Task description:
Select from the data all lines with the word "JSON".

Given records:

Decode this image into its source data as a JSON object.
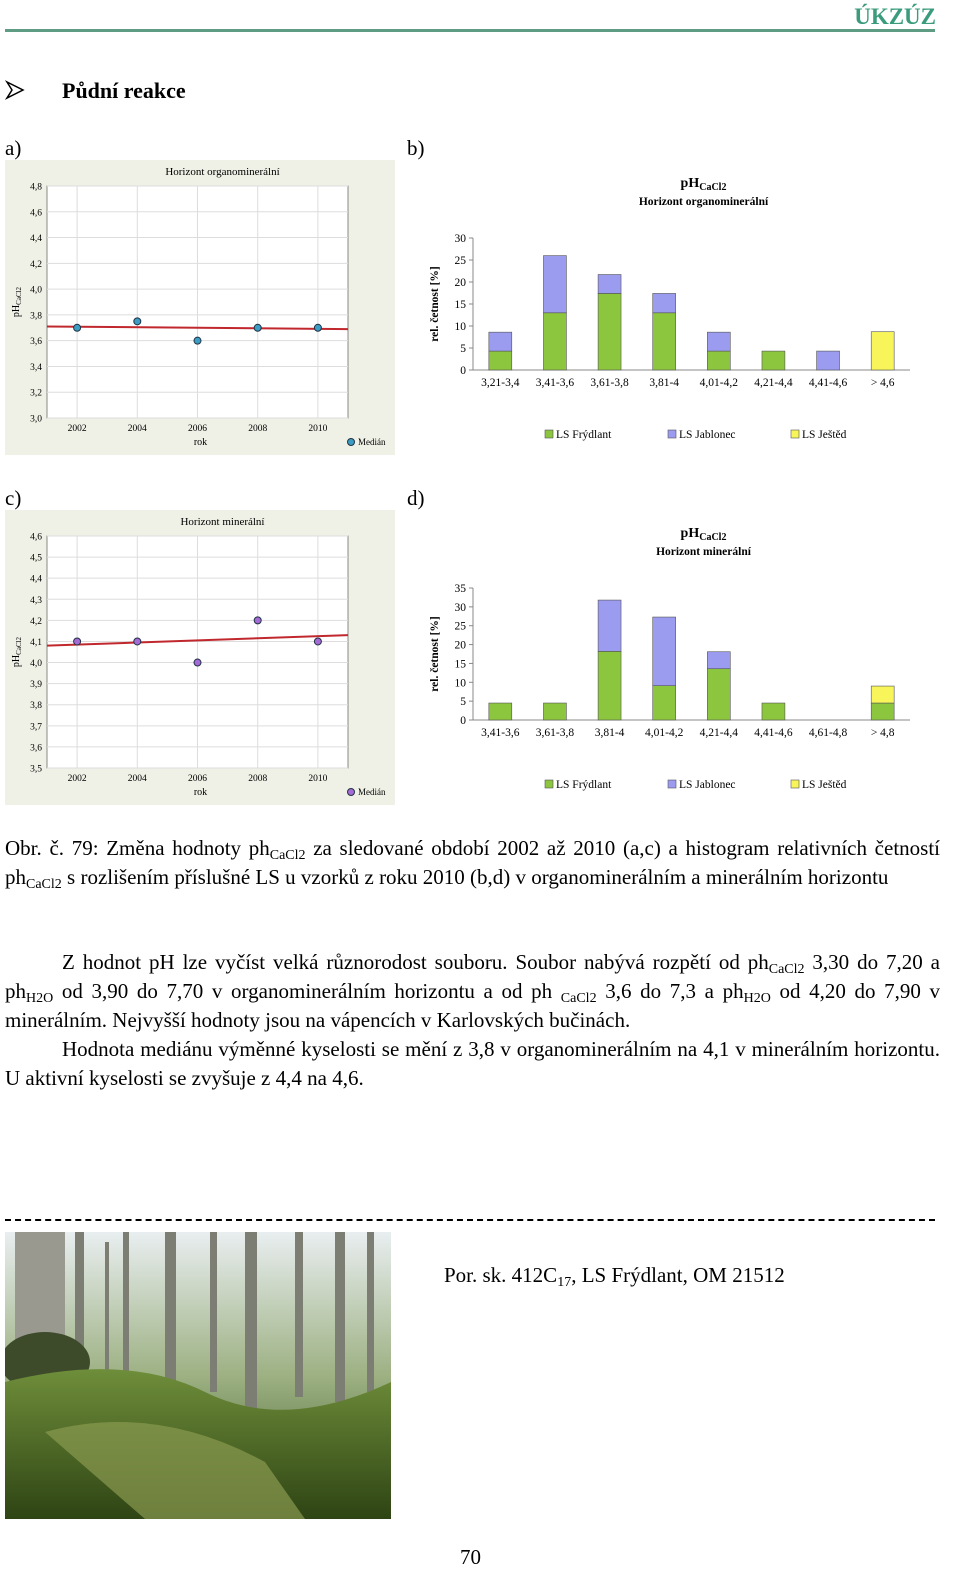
{
  "header": {
    "title": "ÚKZÚZ"
  },
  "section": {
    "title": "Půdní reakce"
  },
  "panel_labels": [
    "a)",
    "b)",
    "c)",
    "d)"
  ],
  "chart_data": [
    {
      "type": "scatter",
      "title": "Horizont organominerální",
      "ylabel": "pH",
      "ylabel_sub": "CaCl2",
      "xlabel": "rok",
      "x": [
        2002,
        2004,
        2006,
        2008,
        2010
      ],
      "series": [
        {
          "name": "Medián",
          "color": "#3b9cc4",
          "values": [
            3.7,
            3.75,
            3.6,
            3.7,
            3.7
          ]
        }
      ],
      "trend_line": {
        "color": "#c0282d",
        "x": [
          2001,
          2011
        ],
        "values": [
          3.71,
          3.69
        ]
      },
      "xlim": [
        2001,
        2011
      ],
      "xticks": [
        2002,
        2004,
        2006,
        2008,
        2010
      ],
      "ylim": [
        3.0,
        4.8
      ],
      "yticks": [
        {
          "value": 3.0,
          "label": "3,0"
        },
        {
          "value": 3.2,
          "label": "3,2"
        },
        {
          "value": 3.4,
          "label": "3,4"
        },
        {
          "value": 3.6,
          "label": "3,6"
        },
        {
          "value": 3.8,
          "label": "3,8"
        },
        {
          "value": 4.0,
          "label": "4,0"
        },
        {
          "value": 4.2,
          "label": "4,2"
        },
        {
          "value": 4.4,
          "label": "4,4"
        },
        {
          "value": 4.6,
          "label": "4,6"
        },
        {
          "value": 4.8,
          "label": "4,8"
        }
      ],
      "grid": true
    },
    {
      "type": "stacked_bar",
      "title": "pH",
      "title_sub": "CaCl2",
      "subtitle": "Horizont  organominerální",
      "ylabel": "rel. četnost [%]",
      "categories": [
        "3,21-3,4",
        "3,41-3,6",
        "3,61-3,8",
        "3,81-4",
        "4,01-4,2",
        "4,21-4,4",
        "4,41-4,6",
        "> 4,6"
      ],
      "series": [
        {
          "name": "LS Frýdlant",
          "color": "#8cc63e",
          "values": [
            4.3,
            13,
            17.4,
            13,
            4.3,
            4.3,
            0,
            0
          ]
        },
        {
          "name": "LS Jablonec",
          "color": "#9b9bf0",
          "values": [
            4.3,
            13,
            4.3,
            4.4,
            4.3,
            0,
            4.3,
            0
          ]
        },
        {
          "name": "LS Ještěd",
          "color": "#f7f55a",
          "values": [
            0,
            0,
            0,
            0,
            0,
            0,
            0,
            8.7
          ]
        }
      ],
      "ylim": [
        0,
        30
      ],
      "yticks": [
        0,
        5,
        10,
        15,
        20,
        25,
        30
      ],
      "grid": false
    },
    {
      "type": "scatter",
      "title": "Horizont minerální",
      "ylabel": "pH",
      "ylabel_sub": "CaCl2",
      "xlabel": "rok",
      "x": [
        2002,
        2004,
        2006,
        2008,
        2010
      ],
      "series": [
        {
          "name": "Medián",
          "color": "#a46bd6",
          "values": [
            4.1,
            4.1,
            4.0,
            4.2,
            4.1
          ]
        }
      ],
      "trend_line": {
        "color": "#c0282d",
        "x": [
          2001,
          2011
        ],
        "values": [
          4.08,
          4.13
        ]
      },
      "xlim": [
        2001,
        2011
      ],
      "xticks": [
        2002,
        2004,
        2006,
        2008,
        2010
      ],
      "ylim": [
        3.5,
        4.6
      ],
      "yticks": [
        {
          "value": 3.5,
          "label": "3,5"
        },
        {
          "value": 3.6,
          "label": "3,6"
        },
        {
          "value": 3.7,
          "label": "3,7"
        },
        {
          "value": 3.8,
          "label": "3,8"
        },
        {
          "value": 3.9,
          "label": "3,9"
        },
        {
          "value": 4.0,
          "label": "4,0"
        },
        {
          "value": 4.1,
          "label": "4,1"
        },
        {
          "value": 4.2,
          "label": "4,2"
        },
        {
          "value": 4.3,
          "label": "4,3"
        },
        {
          "value": 4.4,
          "label": "4,4"
        },
        {
          "value": 4.5,
          "label": "4,5"
        },
        {
          "value": 4.6,
          "label": "4,6"
        }
      ],
      "grid": true
    },
    {
      "type": "stacked_bar",
      "title": "pH",
      "title_sub": "CaCl2",
      "subtitle": "Horizont  minerální",
      "ylabel": "rel. četnost [%]",
      "categories": [
        "3,41-3,6",
        "3,61-3,8",
        "3,81-4",
        "4,01-4,2",
        "4,21-4,4",
        "4,41-4,6",
        "4,61-4,8",
        "> 4,8"
      ],
      "series": [
        {
          "name": "LS Frýdlant",
          "color": "#8cc63e",
          "values": [
            4.5,
            4.5,
            18.2,
            9.1,
            13.6,
            4.5,
            0,
            4.5
          ]
        },
        {
          "name": "LS Jablonec",
          "color": "#9b9bf0",
          "values": [
            0,
            0,
            13.6,
            18.2,
            4.5,
            0,
            0,
            0
          ]
        },
        {
          "name": "LS Ještěd",
          "color": "#f7f55a",
          "values": [
            0,
            0,
            0,
            0,
            0,
            0,
            0,
            4.5
          ]
        }
      ],
      "ylim": [
        0,
        35
      ],
      "yticks": [
        0,
        5,
        10,
        15,
        20,
        25,
        30,
        35
      ],
      "grid": false
    }
  ],
  "caption": [
    "Obr. č. 79: Změna hodnoty ph",
    "CaCl2",
    " za sledované období 2002 až 2010 (a,c) a histogram relativních četností ph",
    "CaCl2",
    " s rozlišením příslušné LS u vzorků z roku 2010 (b,d) v organominerálním a minerálním horizontu"
  ],
  "paragraphs": [
    [
      "Z hodnot pH lze vyčíst velká různorodost souboru. Soubor nabývá rozpětí od ph",
      "CaCl2",
      " 3,30 do 7,20 a ph",
      "H2O",
      " od 3,90 do 7,70 v organominerálním horizontu a od ph ",
      "CaCl2",
      " 3,6 do 7,3 a ph",
      "H2O",
      " od 4,20 do 7,90 v minerálním. Nejvyšší hodnoty jsou na vápencích v Karlovských bučinách."
    ],
    [
      "Hodnota mediánu výměnné kyselosti se mění z 3,8 v organominerálním na 4,1 v minerálním horizontu. U aktivní kyselosti se zvyšuje z 4,4 na 4,6."
    ]
  ],
  "photo_caption": [
    "Por. sk. 412C",
    "17",
    ", LS Frýdlant, OM 21512"
  ],
  "footer": {
    "page_number": "70"
  }
}
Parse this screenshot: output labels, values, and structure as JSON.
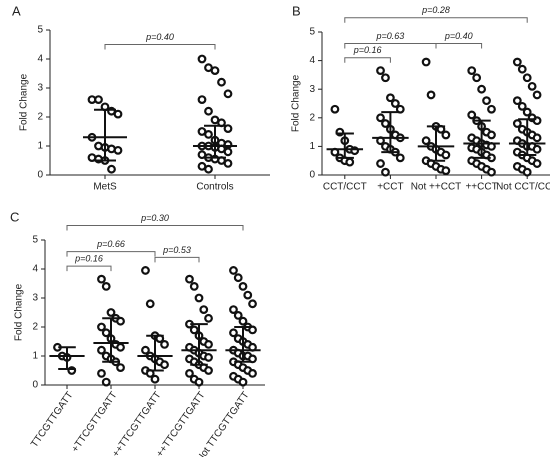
{
  "chart_data": [
    {
      "type": "strip",
      "panel": "A",
      "ylabel": "Fold Change",
      "ylim": [
        0,
        5
      ],
      "yticks": [
        0,
        1,
        2,
        3,
        4,
        5
      ],
      "groups": [
        {
          "name": "MetS",
          "values": [
            2.6,
            2.6,
            2.35,
            2.2,
            2.1,
            1.3,
            1.0,
            0.95,
            0.9,
            0.85,
            0.6,
            0.55,
            0.5,
            0.2
          ],
          "median": 1.3,
          "lower": 0.5,
          "upper": 2.25
        },
        {
          "name": "Controls",
          "values": [
            4.0,
            3.7,
            3.6,
            3.2,
            2.8,
            2.6,
            2.2,
            1.9,
            1.8,
            1.6,
            1.5,
            1.4,
            1.2,
            1.1,
            1.05,
            1.0,
            1.0,
            0.95,
            0.9,
            0.8,
            0.7,
            0.6,
            0.55,
            0.5,
            0.4,
            0.3,
            0.2
          ],
          "median": 1.0,
          "lower": 0.6,
          "upper": 1.7
        }
      ],
      "brackets": [
        {
          "label": "p=0.40",
          "from": "MetS",
          "to": "Controls",
          "y": 4.5
        }
      ]
    },
    {
      "type": "strip",
      "panel": "B",
      "ylabel": "Fold Change",
      "ylim": [
        0,
        5
      ],
      "yticks": [
        0,
        1,
        2,
        3,
        4,
        5
      ],
      "groups": [
        {
          "name": "CCT/CCT",
          "values": [
            2.3,
            1.5,
            1.2,
            0.9,
            0.85,
            0.8,
            0.6,
            0.5,
            0.45
          ],
          "median": 0.9,
          "lower": 0.6,
          "upper": 1.45
        },
        {
          "name": "+CCT",
          "values": [
            3.65,
            3.4,
            2.7,
            2.5,
            2.3,
            2.0,
            1.8,
            1.6,
            1.4,
            1.3,
            1.2,
            1.0,
            0.9,
            0.8,
            0.6,
            0.4,
            0.1
          ],
          "median": 1.3,
          "lower": 0.8,
          "upper": 2.2
        },
        {
          "name": "Not ++CCT",
          "values": [
            3.95,
            2.8,
            1.7,
            1.6,
            1.4,
            1.2,
            1.0,
            0.9,
            0.8,
            0.7,
            0.5,
            0.4,
            0.3,
            0.2,
            0.15
          ],
          "median": 1.0,
          "lower": 0.5,
          "upper": 1.7
        },
        {
          "name": "++CCT",
          "values": [
            3.65,
            3.4,
            3.0,
            2.6,
            2.3,
            2.1,
            1.9,
            1.7,
            1.5,
            1.4,
            1.3,
            1.2,
            1.1,
            1.05,
            1.0,
            0.95,
            0.9,
            0.8,
            0.7,
            0.6,
            0.5,
            0.4,
            0.3,
            0.2,
            0.1
          ],
          "median": 1.1,
          "lower": 0.6,
          "upper": 1.9
        },
        {
          "name": "Not CCT/CCT",
          "values": [
            3.95,
            3.7,
            3.4,
            3.1,
            2.8,
            2.6,
            2.4,
            2.2,
            2.0,
            1.9,
            1.8,
            1.6,
            1.5,
            1.4,
            1.3,
            1.2,
            1.1,
            1.0,
            1.0,
            0.9,
            0.8,
            0.7,
            0.6,
            0.5,
            0.4,
            0.3,
            0.2,
            0.1
          ],
          "median": 1.1,
          "lower": 0.7,
          "upper": 1.95
        }
      ],
      "brackets": [
        {
          "label": "p=0.16",
          "from": "CCT/CCT",
          "to": "+CCT",
          "y": 4.1
        },
        {
          "label": "p=0.63",
          "from": "CCT/CCT",
          "to": "Not ++CCT",
          "y": 4.6
        },
        {
          "label": "p=0.40",
          "from": "Not ++CCT",
          "to": "++CCT",
          "y": 4.6
        },
        {
          "label": "p=0.28",
          "from": "CCT/CCT",
          "to": "Not CCT/CCT",
          "y": 5.5
        }
      ]
    },
    {
      "type": "strip",
      "panel": "C",
      "ylabel": "Fold Change",
      "ylim": [
        0,
        5
      ],
      "yticks": [
        0,
        1,
        2,
        3,
        4,
        5
      ],
      "groups": [
        {
          "name": "TTCGTTGATT",
          "values": [
            1.3,
            1.0,
            0.95,
            0.5
          ],
          "median": 1.0,
          "lower": 0.55,
          "upper": 1.3
        },
        {
          "name": "+TTCGTTGATT",
          "values": [
            3.65,
            3.4,
            2.5,
            2.3,
            2.2,
            2.0,
            1.8,
            1.6,
            1.4,
            1.3,
            1.2,
            1.0,
            0.9,
            0.8,
            0.6,
            0.4,
            0.1
          ],
          "median": 1.45,
          "lower": 0.8,
          "upper": 2.3
        },
        {
          "name": "Not ++TTCGTTGATT",
          "values": [
            3.95,
            2.8,
            1.7,
            1.6,
            1.4,
            1.2,
            1.0,
            0.9,
            0.8,
            0.7,
            0.5,
            0.4,
            0.2
          ],
          "median": 1.0,
          "lower": 0.5,
          "upper": 1.7
        },
        {
          "name": "++TTCGTTGATT",
          "values": [
            3.65,
            3.4,
            3.0,
            2.6,
            2.3,
            2.1,
            1.9,
            1.7,
            1.5,
            1.4,
            1.3,
            1.2,
            1.1,
            1.0,
            0.95,
            0.9,
            0.8,
            0.7,
            0.6,
            0.5,
            0.4,
            0.2,
            0.1
          ],
          "median": 1.2,
          "lower": 0.7,
          "upper": 2.1
        },
        {
          "name": "Not TTCGTTGATT",
          "values": [
            3.95,
            3.7,
            3.4,
            3.1,
            2.8,
            2.6,
            2.4,
            2.2,
            2.0,
            1.9,
            1.8,
            1.6,
            1.5,
            1.4,
            1.3,
            1.2,
            1.1,
            1.0,
            1.0,
            0.9,
            0.8,
            0.7,
            0.6,
            0.5,
            0.4,
            0.3,
            0.2,
            0.1
          ],
          "median": 1.2,
          "lower": 0.8,
          "upper": 2.0
        }
      ],
      "brackets": [
        {
          "label": "p=0.16",
          "from": "TTCGTTGATT",
          "to": "+TTCGTTGATT",
          "y": 4.1
        },
        {
          "label": "p=0.66",
          "from": "TTCGTTGATT",
          "to": "Not ++TTCGTTGATT",
          "y": 4.6
        },
        {
          "label": "p=0.53",
          "from": "Not ++TTCGTTGATT",
          "to": "++TTCGTTGATT",
          "y": 4.4
        },
        {
          "label": "p=0.30",
          "from": "TTCGTTGATT",
          "to": "Not TTCGTTGATT",
          "y": 5.5
        }
      ]
    }
  ]
}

Problem solution:
Decode this image into its source data as a JSON object.
Parse this screenshot: output labels, values, and structure as JSON.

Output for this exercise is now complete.